Entries provided
— start —

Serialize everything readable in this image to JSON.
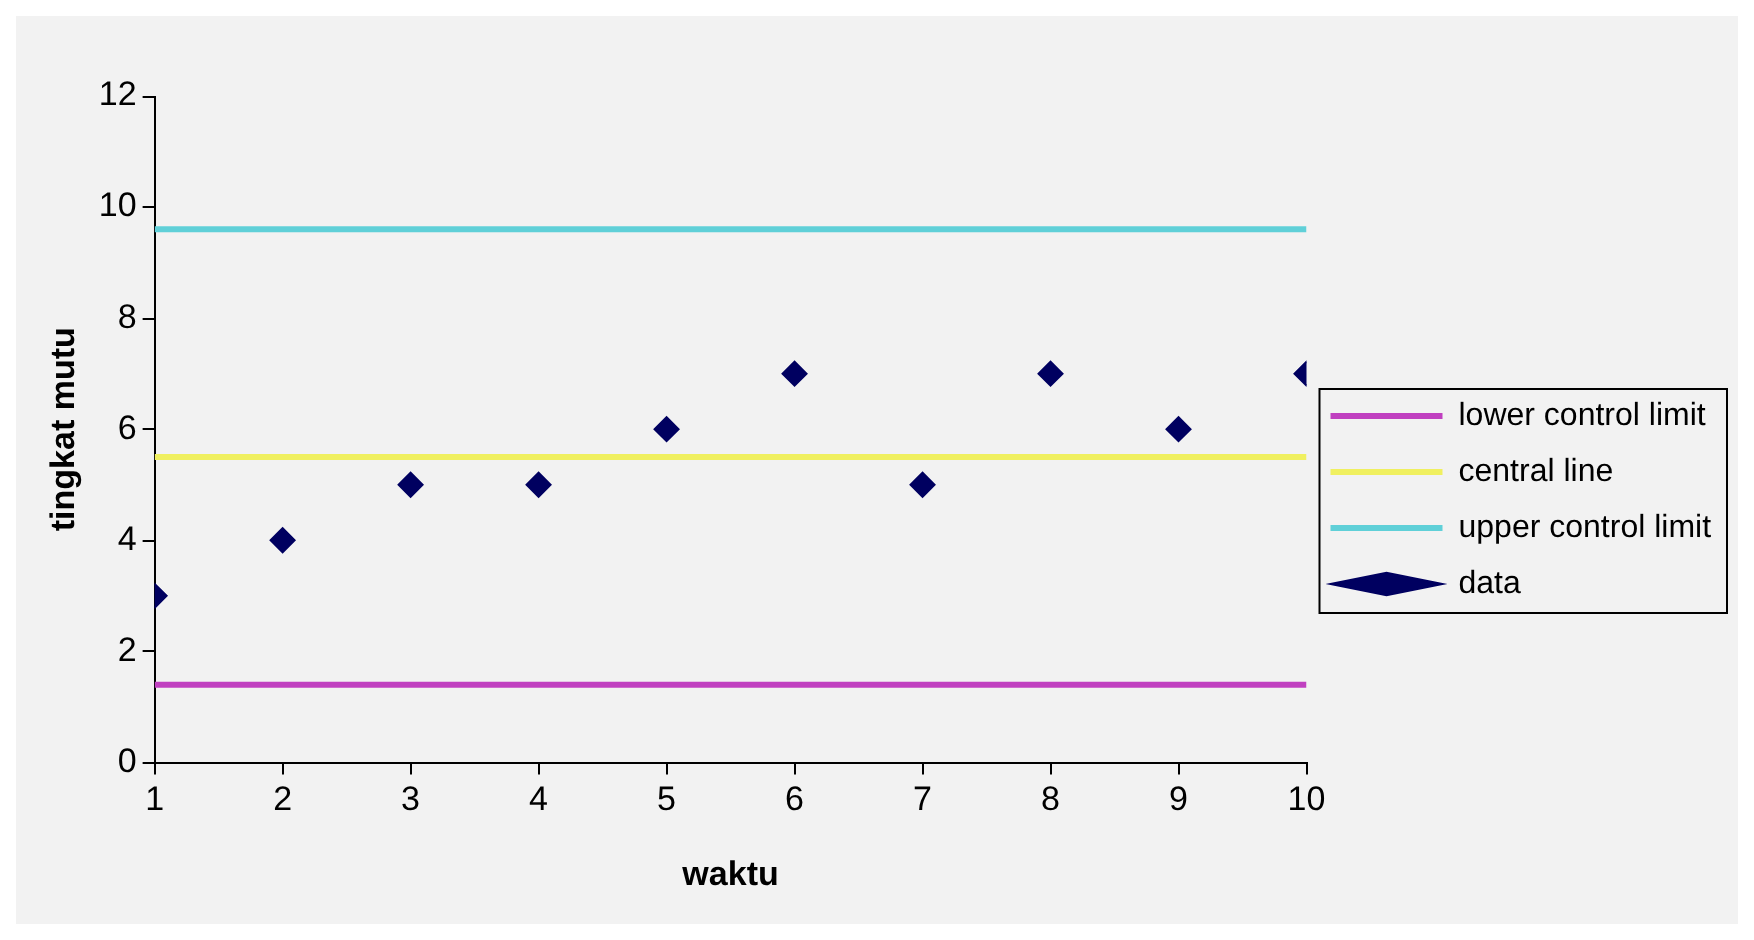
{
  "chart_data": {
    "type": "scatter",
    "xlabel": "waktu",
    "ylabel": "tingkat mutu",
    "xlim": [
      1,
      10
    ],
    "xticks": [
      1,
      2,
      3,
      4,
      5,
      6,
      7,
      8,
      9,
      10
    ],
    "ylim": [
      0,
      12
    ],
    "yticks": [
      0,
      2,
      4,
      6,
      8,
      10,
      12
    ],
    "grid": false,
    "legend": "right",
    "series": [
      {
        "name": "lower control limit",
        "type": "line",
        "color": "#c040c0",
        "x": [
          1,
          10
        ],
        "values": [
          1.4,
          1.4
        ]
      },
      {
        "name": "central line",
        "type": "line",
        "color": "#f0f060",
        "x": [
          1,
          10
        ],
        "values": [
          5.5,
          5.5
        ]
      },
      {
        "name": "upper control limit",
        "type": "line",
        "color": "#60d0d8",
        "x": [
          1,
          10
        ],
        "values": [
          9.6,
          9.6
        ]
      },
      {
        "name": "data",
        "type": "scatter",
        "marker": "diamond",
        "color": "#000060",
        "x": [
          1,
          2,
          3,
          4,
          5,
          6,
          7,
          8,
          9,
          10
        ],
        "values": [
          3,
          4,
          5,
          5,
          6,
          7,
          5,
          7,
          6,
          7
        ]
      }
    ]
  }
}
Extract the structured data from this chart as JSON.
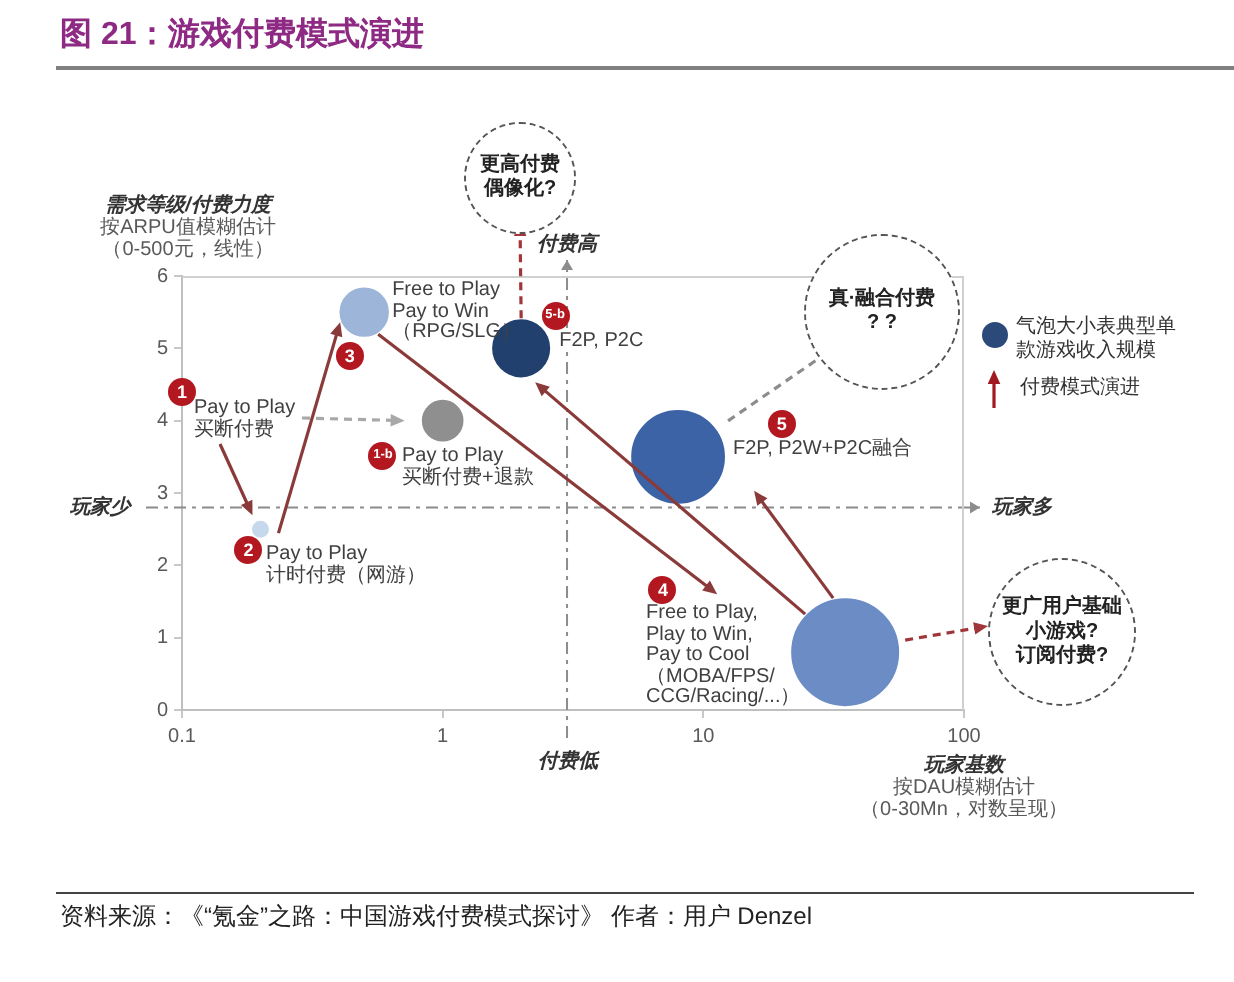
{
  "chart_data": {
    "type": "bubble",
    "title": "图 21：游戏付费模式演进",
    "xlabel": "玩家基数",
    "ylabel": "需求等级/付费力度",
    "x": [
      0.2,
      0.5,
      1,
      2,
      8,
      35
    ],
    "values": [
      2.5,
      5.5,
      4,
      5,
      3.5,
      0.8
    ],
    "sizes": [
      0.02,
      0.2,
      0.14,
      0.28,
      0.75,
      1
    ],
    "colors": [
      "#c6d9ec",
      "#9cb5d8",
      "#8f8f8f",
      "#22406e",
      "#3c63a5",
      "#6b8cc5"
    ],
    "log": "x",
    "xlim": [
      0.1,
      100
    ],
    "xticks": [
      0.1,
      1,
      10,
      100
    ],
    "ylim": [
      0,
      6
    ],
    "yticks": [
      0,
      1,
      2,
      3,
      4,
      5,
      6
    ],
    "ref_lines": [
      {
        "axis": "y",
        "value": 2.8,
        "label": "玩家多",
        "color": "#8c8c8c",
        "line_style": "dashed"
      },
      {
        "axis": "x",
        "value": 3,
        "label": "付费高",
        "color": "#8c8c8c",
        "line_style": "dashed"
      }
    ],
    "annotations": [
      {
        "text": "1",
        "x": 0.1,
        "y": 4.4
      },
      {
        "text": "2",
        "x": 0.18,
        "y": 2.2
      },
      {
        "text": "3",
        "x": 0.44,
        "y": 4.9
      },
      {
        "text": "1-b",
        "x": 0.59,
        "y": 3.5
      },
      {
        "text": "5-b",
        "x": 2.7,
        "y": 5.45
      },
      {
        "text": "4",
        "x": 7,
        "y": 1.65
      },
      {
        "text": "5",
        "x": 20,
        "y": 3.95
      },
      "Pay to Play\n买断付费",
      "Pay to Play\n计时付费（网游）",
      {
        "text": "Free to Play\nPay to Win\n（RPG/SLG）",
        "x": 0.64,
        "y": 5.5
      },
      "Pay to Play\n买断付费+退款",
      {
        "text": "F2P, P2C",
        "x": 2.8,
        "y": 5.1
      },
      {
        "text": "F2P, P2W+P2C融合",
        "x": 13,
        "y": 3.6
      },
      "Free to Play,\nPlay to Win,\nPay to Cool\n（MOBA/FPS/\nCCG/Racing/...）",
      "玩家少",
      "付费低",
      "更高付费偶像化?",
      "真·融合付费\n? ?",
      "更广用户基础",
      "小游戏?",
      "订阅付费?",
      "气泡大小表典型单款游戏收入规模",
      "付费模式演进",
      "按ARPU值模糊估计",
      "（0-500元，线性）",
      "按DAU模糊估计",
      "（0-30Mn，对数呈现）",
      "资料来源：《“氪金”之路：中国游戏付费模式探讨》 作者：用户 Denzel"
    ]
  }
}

— end —

Images do not belong in the copy; reproduce all other parts of the records above verbatim.

Expected answer
Serialize everything readable in this image to JSON.
{
  "chart_data": {
    "type": "scatter",
    "xlabel": "waktu",
    "ylabel": "tingkat mutu",
    "xlim": [
      1,
      10
    ],
    "xticks": [
      1,
      2,
      3,
      4,
      5,
      6,
      7,
      8,
      9,
      10
    ],
    "ylim": [
      0,
      12
    ],
    "yticks": [
      0,
      2,
      4,
      6,
      8,
      10,
      12
    ],
    "grid": false,
    "legend": "right",
    "series": [
      {
        "name": "lower control limit",
        "type": "line",
        "color": "#c040c0",
        "x": [
          1,
          10
        ],
        "values": [
          1.4,
          1.4
        ]
      },
      {
        "name": "central line",
        "type": "line",
        "color": "#f0f060",
        "x": [
          1,
          10
        ],
        "values": [
          5.5,
          5.5
        ]
      },
      {
        "name": "upper control limit",
        "type": "line",
        "color": "#60d0d8",
        "x": [
          1,
          10
        ],
        "values": [
          9.6,
          9.6
        ]
      },
      {
        "name": "data",
        "type": "scatter",
        "marker": "diamond",
        "color": "#000060",
        "x": [
          1,
          2,
          3,
          4,
          5,
          6,
          7,
          8,
          9,
          10
        ],
        "values": [
          3,
          4,
          5,
          5,
          6,
          7,
          5,
          7,
          6,
          7
        ]
      }
    ]
  }
}
Extract the structured data from this chart as JSON.
{
  "chart_data": {
    "type": "bubble",
    "title": "图 21：游戏付费模式演进",
    "xlabel": "玩家基数",
    "ylabel": "需求等级/付费力度",
    "x": [
      0.2,
      0.5,
      1,
      2,
      8,
      35
    ],
    "values": [
      2.5,
      5.5,
      4,
      5,
      3.5,
      0.8
    ],
    "sizes": [
      0.02,
      0.2,
      0.14,
      0.28,
      0.75,
      1
    ],
    "colors": [
      "#c6d9ec",
      "#9cb5d8",
      "#8f8f8f",
      "#22406e",
      "#3c63a5",
      "#6b8cc5"
    ],
    "log": "x",
    "xlim": [
      0.1,
      100
    ],
    "xticks": [
      0.1,
      1,
      10,
      100
    ],
    "ylim": [
      0,
      6
    ],
    "yticks": [
      0,
      1,
      2,
      3,
      4,
      5,
      6
    ],
    "ref_lines": [
      {
        "axis": "y",
        "value": 2.8,
        "label": "玩家多",
        "color": "#8c8c8c",
        "line_style": "dashed"
      },
      {
        "axis": "x",
        "value": 3,
        "label": "付费高",
        "color": "#8c8c8c",
        "line_style": "dashed"
      }
    ],
    "annotations": [
      {
        "text": "1",
        "x": 0.1,
        "y": 4.4
      },
      {
        "text": "2",
        "x": 0.18,
        "y": 2.2
      },
      {
        "text": "3",
        "x": 0.44,
        "y": 4.9
      },
      {
        "text": "1-b",
        "x": 0.59,
        "y": 3.5
      },
      {
        "text": "5-b",
        "x": 2.7,
        "y": 5.45
      },
      {
        "text": "4",
        "x": 7,
        "y": 1.65
      },
      {
        "text": "5",
        "x": 20,
        "y": 3.95
      },
      "Pay to Play\n买断付费",
      "Pay to Play\n计时付费（网游）",
      {
        "text": "Free to Play\nPay to Win\n（RPG/SLG）",
        "x": 0.64,
        "y": 5.5
      },
      "Pay to Play\n买断付费+退款",
      {
        "text": "F2P, P2C",
        "x": 2.8,
        "y": 5.1
      },
      {
        "text": "F2P, P2W+P2C融合",
        "x": 13,
        "y": 3.6
      },
      "Free to Play,\nPlay to Win,\nPay to Cool\n（MOBA/FPS/\nCCG/Racing/...）",
      "玩家少",
      "付费低",
      "更高付费偶像化?",
      "真·融合付费\n? ?",
      "更广用户基础",
      "小游戏?",
      "订阅付费?",
      "气泡大小表典型单款游戏收入规模",
      "付费模式演进",
      "按ARPU值模糊估计",
      "（0-500元，线性）",
      "按DAU模糊估计",
      "（0-30Mn，对数呈现）",
      "资料来源：《“氪金”之路：中国游戏付费模式探讨》 作者：用户 Denzel"
    ]
  }
}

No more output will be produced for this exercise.